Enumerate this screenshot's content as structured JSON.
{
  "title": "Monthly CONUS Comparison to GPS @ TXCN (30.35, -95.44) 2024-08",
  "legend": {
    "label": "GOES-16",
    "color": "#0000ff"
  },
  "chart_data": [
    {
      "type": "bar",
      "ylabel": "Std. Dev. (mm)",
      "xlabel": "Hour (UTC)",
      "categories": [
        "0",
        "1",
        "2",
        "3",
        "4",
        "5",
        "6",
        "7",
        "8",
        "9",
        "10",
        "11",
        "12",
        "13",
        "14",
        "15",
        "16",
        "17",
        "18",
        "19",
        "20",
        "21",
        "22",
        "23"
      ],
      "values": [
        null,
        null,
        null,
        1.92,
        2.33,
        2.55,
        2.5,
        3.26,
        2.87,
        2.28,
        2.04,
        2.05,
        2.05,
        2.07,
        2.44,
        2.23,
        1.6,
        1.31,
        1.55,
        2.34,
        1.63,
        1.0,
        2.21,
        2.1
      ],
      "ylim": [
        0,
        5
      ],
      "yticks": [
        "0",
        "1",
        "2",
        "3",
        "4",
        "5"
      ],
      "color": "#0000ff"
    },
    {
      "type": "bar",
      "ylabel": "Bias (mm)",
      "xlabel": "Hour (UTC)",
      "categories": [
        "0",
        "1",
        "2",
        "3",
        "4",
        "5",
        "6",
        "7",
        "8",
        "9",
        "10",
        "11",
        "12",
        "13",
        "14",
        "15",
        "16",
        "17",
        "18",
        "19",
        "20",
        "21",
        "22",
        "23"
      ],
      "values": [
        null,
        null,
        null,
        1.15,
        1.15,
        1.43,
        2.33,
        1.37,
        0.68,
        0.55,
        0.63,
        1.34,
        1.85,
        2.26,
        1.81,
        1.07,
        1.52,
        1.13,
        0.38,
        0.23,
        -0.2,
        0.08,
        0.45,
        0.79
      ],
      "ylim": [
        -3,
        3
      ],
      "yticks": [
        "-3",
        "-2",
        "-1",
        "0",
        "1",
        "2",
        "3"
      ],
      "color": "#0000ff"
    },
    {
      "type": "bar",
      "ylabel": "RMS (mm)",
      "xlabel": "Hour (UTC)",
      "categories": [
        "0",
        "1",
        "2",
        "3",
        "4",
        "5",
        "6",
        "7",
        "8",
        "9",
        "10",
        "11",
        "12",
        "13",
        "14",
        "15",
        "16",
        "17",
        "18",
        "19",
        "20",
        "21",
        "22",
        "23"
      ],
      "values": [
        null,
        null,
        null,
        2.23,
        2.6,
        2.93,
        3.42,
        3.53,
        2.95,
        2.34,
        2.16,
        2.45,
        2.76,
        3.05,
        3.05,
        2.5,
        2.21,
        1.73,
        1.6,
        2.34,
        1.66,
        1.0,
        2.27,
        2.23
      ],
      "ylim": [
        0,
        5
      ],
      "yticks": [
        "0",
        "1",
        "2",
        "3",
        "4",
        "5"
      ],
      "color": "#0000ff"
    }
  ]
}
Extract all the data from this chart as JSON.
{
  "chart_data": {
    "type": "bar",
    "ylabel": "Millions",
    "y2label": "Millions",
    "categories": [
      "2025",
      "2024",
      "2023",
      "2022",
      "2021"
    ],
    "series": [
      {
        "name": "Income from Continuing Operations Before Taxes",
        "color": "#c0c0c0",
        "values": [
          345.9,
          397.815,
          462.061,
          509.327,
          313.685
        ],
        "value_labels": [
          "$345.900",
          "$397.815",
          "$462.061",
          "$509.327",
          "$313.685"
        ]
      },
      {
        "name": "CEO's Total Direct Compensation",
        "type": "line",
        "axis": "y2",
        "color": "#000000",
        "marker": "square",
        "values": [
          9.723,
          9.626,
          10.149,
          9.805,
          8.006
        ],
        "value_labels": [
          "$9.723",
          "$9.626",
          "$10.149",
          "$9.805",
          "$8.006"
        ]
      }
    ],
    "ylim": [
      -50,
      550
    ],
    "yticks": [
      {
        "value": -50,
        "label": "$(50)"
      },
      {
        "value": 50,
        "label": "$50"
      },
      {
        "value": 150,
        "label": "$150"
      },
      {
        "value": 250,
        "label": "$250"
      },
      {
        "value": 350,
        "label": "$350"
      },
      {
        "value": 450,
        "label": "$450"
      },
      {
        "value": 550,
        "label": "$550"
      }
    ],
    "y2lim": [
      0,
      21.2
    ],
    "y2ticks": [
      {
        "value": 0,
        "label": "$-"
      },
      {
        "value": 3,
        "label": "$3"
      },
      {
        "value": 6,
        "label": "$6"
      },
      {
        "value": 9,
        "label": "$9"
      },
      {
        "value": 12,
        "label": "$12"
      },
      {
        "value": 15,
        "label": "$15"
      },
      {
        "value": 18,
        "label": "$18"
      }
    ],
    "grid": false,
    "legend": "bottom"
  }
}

TASK TO CARRY OUT:
Output the data above exactly, please, line for line.

RIGHT ANSWER:
Enumerate this screenshot's content as structured JSON.
{
  "title": "Monthly CONUS Comparison to GPS @ TXCN (30.35, -95.44) 2024-08",
  "legend": {
    "label": "GOES-16",
    "color": "#0000ff"
  },
  "chart_data": [
    {
      "type": "bar",
      "ylabel": "Std. Dev. (mm)",
      "xlabel": "Hour (UTC)",
      "categories": [
        "0",
        "1",
        "2",
        "3",
        "4",
        "5",
        "6",
        "7",
        "8",
        "9",
        "10",
        "11",
        "12",
        "13",
        "14",
        "15",
        "16",
        "17",
        "18",
        "19",
        "20",
        "21",
        "22",
        "23"
      ],
      "values": [
        null,
        null,
        null,
        1.92,
        2.33,
        2.55,
        2.5,
        3.26,
        2.87,
        2.28,
        2.04,
        2.05,
        2.05,
        2.07,
        2.44,
        2.23,
        1.6,
        1.31,
        1.55,
        2.34,
        1.63,
        1.0,
        2.21,
        2.1
      ],
      "ylim": [
        0,
        5
      ],
      "yticks": [
        "0",
        "1",
        "2",
        "3",
        "4",
        "5"
      ],
      "color": "#0000ff"
    },
    {
      "type": "bar",
      "ylabel": "Bias (mm)",
      "xlabel": "Hour (UTC)",
      "categories": [
        "0",
        "1",
        "2",
        "3",
        "4",
        "5",
        "6",
        "7",
        "8",
        "9",
        "10",
        "11",
        "12",
        "13",
        "14",
        "15",
        "16",
        "17",
        "18",
        "19",
        "20",
        "21",
        "22",
        "23"
      ],
      "values": [
        null,
        null,
        null,
        1.15,
        1.15,
        1.43,
        2.33,
        1.37,
        0.68,
        0.55,
        0.63,
        1.34,
        1.85,
        2.26,
        1.81,
        1.07,
        1.52,
        1.13,
        0.38,
        0.23,
        -0.2,
        0.08,
        0.45,
        0.79
      ],
      "ylim": [
        -3,
        3
      ],
      "yticks": [
        "-3",
        "-2",
        "-1",
        "0",
        "1",
        "2",
        "3"
      ],
      "color": "#0000ff"
    },
    {
      "type": "bar",
      "ylabel": "RMS (mm)",
      "xlabel": "Hour (UTC)",
      "categories": [
        "0",
        "1",
        "2",
        "3",
        "4",
        "5",
        "6",
        "7",
        "8",
        "9",
        "10",
        "11",
        "12",
        "13",
        "14",
        "15",
        "16",
        "17",
        "18",
        "19",
        "20",
        "21",
        "22",
        "23"
      ],
      "values": [
        null,
        null,
        null,
        2.23,
        2.6,
        2.93,
        3.42,
        3.53,
        2.95,
        2.34,
        2.16,
        2.45,
        2.76,
        3.05,
        3.05,
        2.5,
        2.21,
        1.73,
        1.6,
        2.34,
        1.66,
        1.0,
        2.27,
        2.23
      ],
      "ylim": [
        0,
        5
      ],
      "yticks": [
        "0",
        "1",
        "2",
        "3",
        "4",
        "5"
      ],
      "color": "#0000ff"
    }
  ]
}
Extract all the data from this chart as JSON.
{
  "chart_data": {
    "type": "bar",
    "ylabel": "Millions",
    "y2label": "Millions",
    "categories": [
      "2025",
      "2024",
      "2023",
      "2022",
      "2021"
    ],
    "series": [
      {
        "name": "Income from Continuing Operations Before Taxes",
        "color": "#c0c0c0",
        "values": [
          345.9,
          397.815,
          462.061,
          509.327,
          313.685
        ],
        "value_labels": [
          "$345.900",
          "$397.815",
          "$462.061",
          "$509.327",
          "$313.685"
        ]
      },
      {
        "name": "CEO's Total Direct Compensation",
        "type": "line",
        "axis": "y2",
        "color": "#000000",
        "marker": "square",
        "values": [
          9.723,
          9.626,
          10.149,
          9.805,
          8.006
        ],
        "value_labels": [
          "$9.723",
          "$9.626",
          "$10.149",
          "$9.805",
          "$8.006"
        ]
      }
    ],
    "ylim": [
      -50,
      550
    ],
    "yticks": [
      {
        "value": -50,
        "label": "$(50)"
      },
      {
        "value": 50,
        "label": "$50"
      },
      {
        "value": 150,
        "label": "$150"
      },
      {
        "value": 250,
        "label": "$250"
      },
      {
        "value": 350,
        "label": "$350"
      },
      {
        "value": 450,
        "label": "$450"
      },
      {
        "value": 550,
        "label": "$550"
      }
    ],
    "y2lim": [
      0,
      21.2
    ],
    "y2ticks": [
      {
        "value": 0,
        "label": "$-"
      },
      {
        "value": 3,
        "label": "$3"
      },
      {
        "value": 6,
        "label": "$6"
      },
      {
        "value": 9,
        "label": "$9"
      },
      {
        "value": 12,
        "label": "$12"
      },
      {
        "value": 15,
        "label": "$15"
      },
      {
        "value": 18,
        "label": "$18"
      }
    ],
    "grid": false,
    "legend": "bottom"
  }
}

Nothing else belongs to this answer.